AIM OF THE EXERCISE = Write out the whole listing, matching it exactly.

DATA SECTION =
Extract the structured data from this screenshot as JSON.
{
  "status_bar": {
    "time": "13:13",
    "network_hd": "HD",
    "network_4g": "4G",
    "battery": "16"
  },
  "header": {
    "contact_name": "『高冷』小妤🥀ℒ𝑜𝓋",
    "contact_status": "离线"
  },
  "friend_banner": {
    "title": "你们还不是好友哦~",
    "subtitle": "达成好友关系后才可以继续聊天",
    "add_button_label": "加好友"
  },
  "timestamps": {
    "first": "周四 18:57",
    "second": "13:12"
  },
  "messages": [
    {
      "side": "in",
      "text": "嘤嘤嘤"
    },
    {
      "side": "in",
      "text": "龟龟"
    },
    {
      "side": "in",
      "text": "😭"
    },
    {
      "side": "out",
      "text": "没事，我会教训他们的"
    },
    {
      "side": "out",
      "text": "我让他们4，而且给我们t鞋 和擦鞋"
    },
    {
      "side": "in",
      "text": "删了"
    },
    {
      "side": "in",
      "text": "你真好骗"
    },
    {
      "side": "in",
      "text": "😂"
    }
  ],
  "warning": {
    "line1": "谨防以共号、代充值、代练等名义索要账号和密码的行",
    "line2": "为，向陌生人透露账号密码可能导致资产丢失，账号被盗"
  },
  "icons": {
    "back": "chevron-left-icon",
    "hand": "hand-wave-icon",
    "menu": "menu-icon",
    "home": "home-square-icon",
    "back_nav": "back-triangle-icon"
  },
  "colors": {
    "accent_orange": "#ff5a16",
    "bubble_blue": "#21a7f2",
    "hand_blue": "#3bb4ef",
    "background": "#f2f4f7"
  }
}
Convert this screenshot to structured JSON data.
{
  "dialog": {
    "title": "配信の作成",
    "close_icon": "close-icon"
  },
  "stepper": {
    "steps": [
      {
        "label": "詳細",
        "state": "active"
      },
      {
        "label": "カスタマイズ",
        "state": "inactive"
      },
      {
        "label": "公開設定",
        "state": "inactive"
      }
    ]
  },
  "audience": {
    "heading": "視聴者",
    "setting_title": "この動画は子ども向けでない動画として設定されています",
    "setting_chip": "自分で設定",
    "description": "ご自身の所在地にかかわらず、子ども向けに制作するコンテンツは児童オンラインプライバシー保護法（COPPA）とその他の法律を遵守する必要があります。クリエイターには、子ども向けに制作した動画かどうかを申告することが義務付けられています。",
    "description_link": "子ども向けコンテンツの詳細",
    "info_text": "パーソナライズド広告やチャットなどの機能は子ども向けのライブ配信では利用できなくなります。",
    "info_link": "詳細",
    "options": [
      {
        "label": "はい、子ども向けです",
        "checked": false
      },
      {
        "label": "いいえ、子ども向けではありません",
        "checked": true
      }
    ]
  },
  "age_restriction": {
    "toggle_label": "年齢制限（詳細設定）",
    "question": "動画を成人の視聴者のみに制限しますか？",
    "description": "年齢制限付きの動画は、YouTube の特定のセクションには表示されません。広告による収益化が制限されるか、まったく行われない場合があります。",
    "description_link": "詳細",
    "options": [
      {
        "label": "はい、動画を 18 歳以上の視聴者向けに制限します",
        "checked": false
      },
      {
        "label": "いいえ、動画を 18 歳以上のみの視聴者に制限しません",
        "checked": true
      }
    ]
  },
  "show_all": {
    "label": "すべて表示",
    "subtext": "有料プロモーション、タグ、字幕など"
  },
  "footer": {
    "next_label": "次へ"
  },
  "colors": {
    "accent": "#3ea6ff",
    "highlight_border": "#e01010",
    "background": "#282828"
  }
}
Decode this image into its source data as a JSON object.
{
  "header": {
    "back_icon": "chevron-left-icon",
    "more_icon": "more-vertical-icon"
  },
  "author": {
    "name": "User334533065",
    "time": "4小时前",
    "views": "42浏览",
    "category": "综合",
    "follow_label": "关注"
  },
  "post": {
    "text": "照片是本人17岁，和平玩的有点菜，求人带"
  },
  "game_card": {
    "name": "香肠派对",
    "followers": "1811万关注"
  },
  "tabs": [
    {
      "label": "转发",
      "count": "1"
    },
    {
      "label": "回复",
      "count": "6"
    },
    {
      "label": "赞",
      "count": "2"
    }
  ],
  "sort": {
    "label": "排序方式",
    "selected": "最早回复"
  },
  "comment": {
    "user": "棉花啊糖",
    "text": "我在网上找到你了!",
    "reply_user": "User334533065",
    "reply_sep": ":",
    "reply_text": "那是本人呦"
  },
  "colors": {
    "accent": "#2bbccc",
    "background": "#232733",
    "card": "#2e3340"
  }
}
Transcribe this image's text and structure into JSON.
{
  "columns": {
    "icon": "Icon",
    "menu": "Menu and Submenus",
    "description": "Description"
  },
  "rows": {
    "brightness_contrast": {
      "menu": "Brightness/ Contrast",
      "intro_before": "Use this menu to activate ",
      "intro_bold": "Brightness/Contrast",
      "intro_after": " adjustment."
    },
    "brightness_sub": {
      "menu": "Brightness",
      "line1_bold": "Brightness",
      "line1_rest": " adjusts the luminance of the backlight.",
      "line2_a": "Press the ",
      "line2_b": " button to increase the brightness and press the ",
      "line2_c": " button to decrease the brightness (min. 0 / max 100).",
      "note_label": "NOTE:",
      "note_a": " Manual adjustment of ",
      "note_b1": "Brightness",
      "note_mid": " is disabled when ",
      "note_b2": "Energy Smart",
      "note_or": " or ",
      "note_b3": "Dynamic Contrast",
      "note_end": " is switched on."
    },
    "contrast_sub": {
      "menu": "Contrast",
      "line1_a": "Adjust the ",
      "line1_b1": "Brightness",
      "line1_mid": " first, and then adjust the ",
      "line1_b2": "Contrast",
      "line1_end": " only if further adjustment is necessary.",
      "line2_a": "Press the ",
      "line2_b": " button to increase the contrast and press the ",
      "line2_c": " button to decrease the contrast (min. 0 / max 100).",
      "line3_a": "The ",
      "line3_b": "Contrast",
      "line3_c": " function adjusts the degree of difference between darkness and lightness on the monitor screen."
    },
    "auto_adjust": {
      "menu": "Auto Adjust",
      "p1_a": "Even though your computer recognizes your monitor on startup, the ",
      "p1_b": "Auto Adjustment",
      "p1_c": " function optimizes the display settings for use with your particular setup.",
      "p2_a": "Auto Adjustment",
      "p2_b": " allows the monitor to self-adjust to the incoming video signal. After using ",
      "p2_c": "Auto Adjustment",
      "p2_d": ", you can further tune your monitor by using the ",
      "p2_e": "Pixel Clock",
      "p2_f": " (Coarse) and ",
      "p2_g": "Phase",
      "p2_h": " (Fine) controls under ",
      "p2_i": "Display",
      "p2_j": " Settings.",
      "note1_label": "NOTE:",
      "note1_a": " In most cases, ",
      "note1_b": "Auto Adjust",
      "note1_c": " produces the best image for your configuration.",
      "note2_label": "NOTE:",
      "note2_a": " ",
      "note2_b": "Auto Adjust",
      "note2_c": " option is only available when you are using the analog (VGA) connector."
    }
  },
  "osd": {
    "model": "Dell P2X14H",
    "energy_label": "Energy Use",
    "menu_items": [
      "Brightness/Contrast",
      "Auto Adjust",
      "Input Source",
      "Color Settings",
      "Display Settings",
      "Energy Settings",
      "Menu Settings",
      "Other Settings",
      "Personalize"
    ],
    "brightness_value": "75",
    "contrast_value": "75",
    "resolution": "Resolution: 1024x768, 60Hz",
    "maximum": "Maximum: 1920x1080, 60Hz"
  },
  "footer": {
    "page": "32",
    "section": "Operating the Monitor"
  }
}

RESPONSE TO THIS EXERCISE =
Extract the structured data from this screenshot as JSON.
{
  "status_bar": {
    "time": "13:13",
    "network_hd": "HD",
    "network_4g": "4G",
    "battery": "16"
  },
  "header": {
    "contact_name": "『高冷』小妤🥀ℒ𝑜𝓋",
    "contact_status": "离线"
  },
  "friend_banner": {
    "title": "你们还不是好友哦~",
    "subtitle": "达成好友关系后才可以继续聊天",
    "add_button_label": "加好友"
  },
  "timestamps": {
    "first": "周四 18:57",
    "second": "13:12"
  },
  "messages": [
    {
      "side": "in",
      "text": "嘤嘤嘤"
    },
    {
      "side": "in",
      "text": "龟龟"
    },
    {
      "side": "in",
      "text": "😭"
    },
    {
      "side": "out",
      "text": "没事，我会教训他们的"
    },
    {
      "side": "out",
      "text": "我让他们4，而且给我们t鞋 和擦鞋"
    },
    {
      "side": "in",
      "text": "删了"
    },
    {
      "side": "in",
      "text": "你真好骗"
    },
    {
      "side": "in",
      "text": "😂"
    }
  ],
  "warning": {
    "line1": "谨防以共号、代充值、代练等名义索要账号和密码的行",
    "line2": "为，向陌生人透露账号密码可能导致资产丢失，账号被盗"
  },
  "icons": {
    "back": "chevron-left-icon",
    "hand": "hand-wave-icon",
    "menu": "menu-icon",
    "home": "home-square-icon",
    "back_nav": "back-triangle-icon"
  },
  "colors": {
    "accent_orange": "#ff5a16",
    "bubble_blue": "#21a7f2",
    "hand_blue": "#3bb4ef",
    "background": "#f2f4f7"
  }
}
Convert this screenshot to structured JSON data.
{
  "dialog": {
    "title": "配信の作成",
    "close_icon": "close-icon"
  },
  "stepper": {
    "steps": [
      {
        "label": "詳細",
        "state": "active"
      },
      {
        "label": "カスタマイズ",
        "state": "inactive"
      },
      {
        "label": "公開設定",
        "state": "inactive"
      }
    ]
  },
  "audience": {
    "heading": "視聴者",
    "setting_title": "この動画は子ども向けでない動画として設定されています",
    "setting_chip": "自分で設定",
    "description": "ご自身の所在地にかかわらず、子ども向けに制作するコンテンツは児童オンラインプライバシー保護法（COPPA）とその他の法律を遵守する必要があります。クリエイターには、子ども向けに制作した動画かどうかを申告することが義務付けられています。",
    "description_link": "子ども向けコンテンツの詳細",
    "info_text": "パーソナライズド広告やチャットなどの機能は子ども向けのライブ配信では利用できなくなります。",
    "info_link": "詳細",
    "options": [
      {
        "label": "はい、子ども向けです",
        "checked": false
      },
      {
        "label": "いいえ、子ども向けではありません",
        "checked": true
      }
    ]
  },
  "age_restriction": {
    "toggle_label": "年齢制限（詳細設定）",
    "question": "動画を成人の視聴者のみに制限しますか？",
    "description": "年齢制限付きの動画は、YouTube の特定のセクションには表示されません。広告による収益化が制限されるか、まったく行われない場合があります。",
    "description_link": "詳細",
    "options": [
      {
        "label": "はい、動画を 18 歳以上の視聴者向けに制限します",
        "checked": false
      },
      {
        "label": "いいえ、動画を 18 歳以上のみの視聴者に制限しません",
        "checked": true
      }
    ]
  },
  "show_all": {
    "label": "すべて表示",
    "subtext": "有料プロモーション、タグ、字幕など"
  },
  "footer": {
    "next_label": "次へ"
  },
  "colors": {
    "accent": "#3ea6ff",
    "highlight_border": "#e01010",
    "background": "#282828"
  }
}
Decode this image into its source data as a JSON object.
{
  "header": {
    "back_icon": "chevron-left-icon",
    "more_icon": "more-vertical-icon"
  },
  "author": {
    "name": "User334533065",
    "time": "4小时前",
    "views": "42浏览",
    "category": "综合",
    "follow_label": "关注"
  },
  "post": {
    "text": "照片是本人17岁，和平玩的有点菜，求人带"
  },
  "game_card": {
    "name": "香肠派对",
    "followers": "1811万关注"
  },
  "tabs": [
    {
      "label": "转发",
      "count": "1"
    },
    {
      "label": "回复",
      "count": "6"
    },
    {
      "label": "赞",
      "count": "2"
    }
  ],
  "sort": {
    "label": "排序方式",
    "selected": "最早回复"
  },
  "comment": {
    "user": "棉花啊糖",
    "text": "我在网上找到你了!",
    "reply_user": "User334533065",
    "reply_sep": ":",
    "reply_text": "那是本人呦"
  },
  "colors": {
    "accent": "#2bbccc",
    "background": "#232733",
    "card": "#2e3340"
  }
}
Transcribe this image's text and structure into JSON.
{
  "columns": {
    "icon": "Icon",
    "menu": "Menu and Submenus",
    "description": "Description"
  },
  "rows": {
    "brightness_contrast": {
      "menu": "Brightness/ Contrast",
      "intro_before": "Use this menu to activate ",
      "intro_bold": "Brightness/Contrast",
      "intro_after": " adjustment."
    },
    "brightness_sub": {
      "menu": "Brightness",
      "line1_bold": "Brightness",
      "line1_rest": " adjusts the luminance of the backlight.",
      "line2_a": "Press the ",
      "line2_b": " button to increase the brightness and press the ",
      "line2_c": " button to decrease the brightness (min. 0 / max 100).",
      "note_label": "NOTE:",
      "note_a": " Manual adjustment of ",
      "note_b1": "Brightness",
      "note_mid": " is disabled when ",
      "note_b2": "Energy Smart",
      "note_or": " or ",
      "note_b3": "Dynamic Contrast",
      "note_end": " is switched on."
    },
    "contrast_sub": {
      "menu": "Contrast",
      "line1_a": "Adjust the ",
      "line1_b1": "Brightness",
      "line1_mid": " first, and then adjust the ",
      "line1_b2": "Contrast",
      "line1_end": " only if further adjustment is necessary.",
      "line2_a": "Press the ",
      "line2_b": " button to increase the contrast and press the ",
      "line2_c": " button to decrease the contrast (min. 0 / max 100).",
      "line3_a": "The ",
      "line3_b": "Contrast",
      "line3_c": " function adjusts the degree of difference between darkness and lightness on the monitor screen."
    },
    "auto_adjust": {
      "menu": "Auto Adjust",
      "p1_a": "Even though your computer recognizes your monitor on startup, the ",
      "p1_b": "Auto Adjustment",
      "p1_c": " function optimizes the display settings for use with your particular setup.",
      "p2_a": "Auto Adjustment",
      "p2_b": " allows the monitor to self-adjust to the incoming video signal. After using ",
      "p2_c": "Auto Adjustment",
      "p2_d": ", you can further tune your monitor by using the ",
      "p2_e": "Pixel Clock",
      "p2_f": " (Coarse) and ",
      "p2_g": "Phase",
      "p2_h": " (Fine) controls under ",
      "p2_i": "Display",
      "p2_j": " Settings.",
      "note1_label": "NOTE:",
      "note1_a": " In most cases, ",
      "note1_b": "Auto Adjust",
      "note1_c": " produces the best image for your configuration.",
      "note2_label": "NOTE:",
      "note2_a": " ",
      "note2_b": "Auto Adjust",
      "note2_c": " option is only available when you are using the analog (VGA) connector."
    }
  },
  "osd": {
    "model": "Dell P2X14H",
    "energy_label": "Energy Use",
    "menu_items": [
      "Brightness/Contrast",
      "Auto Adjust",
      "Input Source",
      "Color Settings",
      "Display Settings",
      "Energy Settings",
      "Menu Settings",
      "Other Settings",
      "Personalize"
    ],
    "brightness_value": "75",
    "contrast_value": "75",
    "resolution": "Resolution: 1024x768, 60Hz",
    "maximum": "Maximum: 1920x1080, 60Hz"
  },
  "footer": {
    "page": "32",
    "section": "Operating the Monitor"
  }
}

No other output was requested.